--- Task brief ---
Omit all pictures and give the records below again exactly as written.

-- Records for this task start --

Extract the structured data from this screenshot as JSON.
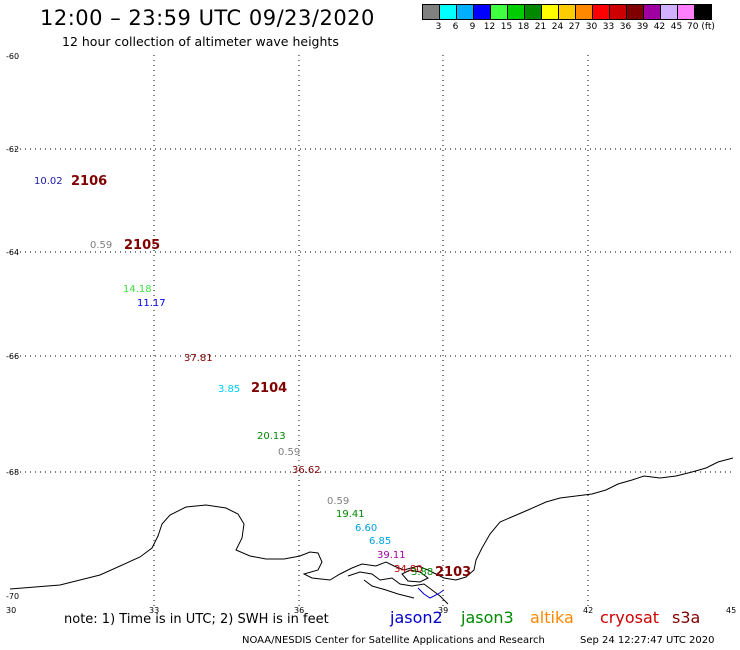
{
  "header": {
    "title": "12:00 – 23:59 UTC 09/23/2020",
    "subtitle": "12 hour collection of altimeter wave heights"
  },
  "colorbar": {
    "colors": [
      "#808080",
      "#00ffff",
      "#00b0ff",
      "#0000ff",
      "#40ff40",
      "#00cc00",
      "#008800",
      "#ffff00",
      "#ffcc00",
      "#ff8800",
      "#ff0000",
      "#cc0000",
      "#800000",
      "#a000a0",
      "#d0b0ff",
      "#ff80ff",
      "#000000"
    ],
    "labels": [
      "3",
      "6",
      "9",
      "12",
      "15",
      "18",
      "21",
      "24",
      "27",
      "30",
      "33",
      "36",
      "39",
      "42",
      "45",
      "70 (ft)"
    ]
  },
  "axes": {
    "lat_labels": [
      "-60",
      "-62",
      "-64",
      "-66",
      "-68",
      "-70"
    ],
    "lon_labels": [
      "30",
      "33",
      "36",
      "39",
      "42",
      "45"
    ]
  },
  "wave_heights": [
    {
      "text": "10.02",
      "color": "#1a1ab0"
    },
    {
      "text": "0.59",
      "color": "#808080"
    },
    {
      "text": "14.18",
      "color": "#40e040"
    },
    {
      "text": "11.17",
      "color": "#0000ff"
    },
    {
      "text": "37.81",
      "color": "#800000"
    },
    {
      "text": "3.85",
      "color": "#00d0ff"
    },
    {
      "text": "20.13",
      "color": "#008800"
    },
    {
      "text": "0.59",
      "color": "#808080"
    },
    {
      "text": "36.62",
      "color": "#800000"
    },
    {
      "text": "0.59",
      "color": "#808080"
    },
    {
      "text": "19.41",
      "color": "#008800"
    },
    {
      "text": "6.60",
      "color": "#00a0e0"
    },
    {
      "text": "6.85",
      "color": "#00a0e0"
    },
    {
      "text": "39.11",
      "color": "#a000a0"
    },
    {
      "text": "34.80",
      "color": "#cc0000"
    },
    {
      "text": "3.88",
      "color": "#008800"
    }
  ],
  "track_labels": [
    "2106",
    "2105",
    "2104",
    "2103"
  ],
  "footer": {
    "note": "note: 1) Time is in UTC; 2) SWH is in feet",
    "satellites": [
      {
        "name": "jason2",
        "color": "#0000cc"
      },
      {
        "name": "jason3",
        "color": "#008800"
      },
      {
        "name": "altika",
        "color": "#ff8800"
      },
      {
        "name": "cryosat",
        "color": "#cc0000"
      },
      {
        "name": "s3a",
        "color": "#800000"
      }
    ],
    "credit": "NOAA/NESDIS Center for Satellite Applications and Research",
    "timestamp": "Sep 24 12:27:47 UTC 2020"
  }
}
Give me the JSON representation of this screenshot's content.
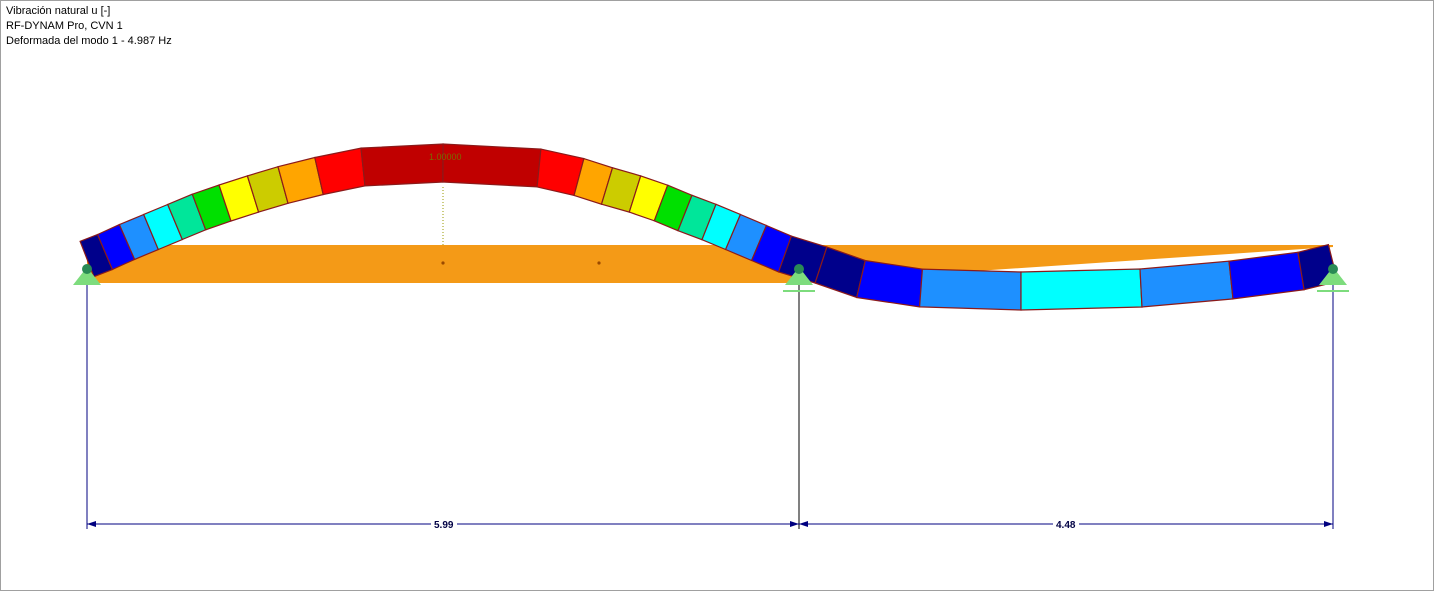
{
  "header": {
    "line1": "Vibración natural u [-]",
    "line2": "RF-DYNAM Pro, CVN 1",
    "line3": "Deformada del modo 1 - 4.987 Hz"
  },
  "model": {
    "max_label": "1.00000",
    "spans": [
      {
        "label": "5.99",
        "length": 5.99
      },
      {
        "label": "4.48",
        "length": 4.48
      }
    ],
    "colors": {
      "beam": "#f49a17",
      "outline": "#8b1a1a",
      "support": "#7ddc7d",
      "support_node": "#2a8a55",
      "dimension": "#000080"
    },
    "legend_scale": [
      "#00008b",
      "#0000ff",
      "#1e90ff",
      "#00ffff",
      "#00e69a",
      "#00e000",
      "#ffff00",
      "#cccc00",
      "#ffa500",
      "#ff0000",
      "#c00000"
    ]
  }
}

-- Records for this task end --

--- Task answer ---
Extract the structured data from this screenshot as JSON.
{
  "header": {
    "title": "12:00 – 23:59 UTC 09/23/2020",
    "subtitle": "12 hour collection of altimeter wave heights"
  },
  "colorbar": {
    "colors": [
      "#808080",
      "#00ffff",
      "#00b0ff",
      "#0000ff",
      "#40ff40",
      "#00cc00",
      "#008800",
      "#ffff00",
      "#ffcc00",
      "#ff8800",
      "#ff0000",
      "#cc0000",
      "#800000",
      "#a000a0",
      "#d0b0ff",
      "#ff80ff",
      "#000000"
    ],
    "labels": [
      "3",
      "6",
      "9",
      "12",
      "15",
      "18",
      "21",
      "24",
      "27",
      "30",
      "33",
      "36",
      "39",
      "42",
      "45",
      "70 (ft)"
    ]
  },
  "axes": {
    "lat_labels": [
      "-60",
      "-62",
      "-64",
      "-66",
      "-68",
      "-70"
    ],
    "lon_labels": [
      "30",
      "33",
      "36",
      "39",
      "42",
      "45"
    ]
  },
  "wave_heights": [
    {
      "text": "10.02",
      "color": "#1a1ab0"
    },
    {
      "text": "0.59",
      "color": "#808080"
    },
    {
      "text": "14.18",
      "color": "#40e040"
    },
    {
      "text": "11.17",
      "color": "#0000ff"
    },
    {
      "text": "37.81",
      "color": "#800000"
    },
    {
      "text": "3.85",
      "color": "#00d0ff"
    },
    {
      "text": "20.13",
      "color": "#008800"
    },
    {
      "text": "0.59",
      "color": "#808080"
    },
    {
      "text": "36.62",
      "color": "#800000"
    },
    {
      "text": "0.59",
      "color": "#808080"
    },
    {
      "text": "19.41",
      "color": "#008800"
    },
    {
      "text": "6.60",
      "color": "#00a0e0"
    },
    {
      "text": "6.85",
      "color": "#00a0e0"
    },
    {
      "text": "39.11",
      "color": "#a000a0"
    },
    {
      "text": "34.80",
      "color": "#cc0000"
    },
    {
      "text": "3.88",
      "color": "#008800"
    }
  ],
  "track_labels": [
    "2106",
    "2105",
    "2104",
    "2103"
  ],
  "footer": {
    "note": "note: 1) Time is in UTC; 2) SWH is in feet",
    "satellites": [
      {
        "name": "jason2",
        "color": "#0000cc"
      },
      {
        "name": "jason3",
        "color": "#008800"
      },
      {
        "name": "altika",
        "color": "#ff8800"
      },
      {
        "name": "cryosat",
        "color": "#cc0000"
      },
      {
        "name": "s3a",
        "color": "#800000"
      }
    ],
    "credit": "NOAA/NESDIS Center for Satellite Applications and Research",
    "timestamp": "Sep 24 12:27:47 UTC 2020"
  }
}
Give me the JSON representation of this screenshot's content.
{
  "header": {
    "line1": "Vibración natural u [-]",
    "line2": "RF-DYNAM Pro, CVN 1",
    "line3": "Deformada del modo 1 - 4.987 Hz"
  },
  "model": {
    "max_label": "1.00000",
    "spans": [
      {
        "label": "5.99",
        "length": 5.99
      },
      {
        "label": "4.48",
        "length": 4.48
      }
    ],
    "colors": {
      "beam": "#f49a17",
      "outline": "#8b1a1a",
      "support": "#7ddc7d",
      "support_node": "#2a8a55",
      "dimension": "#000080"
    },
    "legend_scale": [
      "#00008b",
      "#0000ff",
      "#1e90ff",
      "#00ffff",
      "#00e69a",
      "#00e000",
      "#ffff00",
      "#cccc00",
      "#ffa500",
      "#ff0000",
      "#c00000"
    ]
  }
}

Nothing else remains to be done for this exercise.